[start Material provided]
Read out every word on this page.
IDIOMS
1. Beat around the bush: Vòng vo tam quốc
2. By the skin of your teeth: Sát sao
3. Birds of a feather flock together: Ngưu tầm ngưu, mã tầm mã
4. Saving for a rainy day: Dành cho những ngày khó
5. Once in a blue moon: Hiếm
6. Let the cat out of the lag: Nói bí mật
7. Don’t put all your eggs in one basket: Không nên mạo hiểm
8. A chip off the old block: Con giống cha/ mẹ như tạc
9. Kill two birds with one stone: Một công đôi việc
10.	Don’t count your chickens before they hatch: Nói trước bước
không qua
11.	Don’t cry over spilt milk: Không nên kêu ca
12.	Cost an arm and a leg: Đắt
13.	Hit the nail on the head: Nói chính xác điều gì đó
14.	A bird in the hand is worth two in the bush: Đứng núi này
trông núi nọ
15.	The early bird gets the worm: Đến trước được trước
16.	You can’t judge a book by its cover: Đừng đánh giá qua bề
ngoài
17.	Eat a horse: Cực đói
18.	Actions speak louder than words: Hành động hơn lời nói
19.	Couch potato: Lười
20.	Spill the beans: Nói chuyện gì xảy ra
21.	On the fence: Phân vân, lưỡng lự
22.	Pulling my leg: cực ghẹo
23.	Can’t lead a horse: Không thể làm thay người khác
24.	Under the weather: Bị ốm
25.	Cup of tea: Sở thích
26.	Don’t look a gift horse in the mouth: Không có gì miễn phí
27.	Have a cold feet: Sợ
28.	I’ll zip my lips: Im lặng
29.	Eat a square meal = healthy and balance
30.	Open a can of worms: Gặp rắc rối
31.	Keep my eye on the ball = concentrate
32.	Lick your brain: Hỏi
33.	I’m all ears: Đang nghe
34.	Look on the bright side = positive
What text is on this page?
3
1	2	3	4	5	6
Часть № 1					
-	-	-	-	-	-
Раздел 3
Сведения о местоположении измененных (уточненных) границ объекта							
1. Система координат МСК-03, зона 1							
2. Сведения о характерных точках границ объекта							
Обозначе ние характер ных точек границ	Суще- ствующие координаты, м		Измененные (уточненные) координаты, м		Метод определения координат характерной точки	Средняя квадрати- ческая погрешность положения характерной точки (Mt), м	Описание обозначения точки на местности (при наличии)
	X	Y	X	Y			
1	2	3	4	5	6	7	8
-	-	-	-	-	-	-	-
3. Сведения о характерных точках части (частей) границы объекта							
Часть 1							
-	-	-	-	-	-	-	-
[end Material provided]
## [Task description]
Using the material above, report each line where "характерных" occurs.

## [Task result]
2. Сведения о характерных точках границ объекта							
3. Сведения о характерных точках части (частей) границы объекта							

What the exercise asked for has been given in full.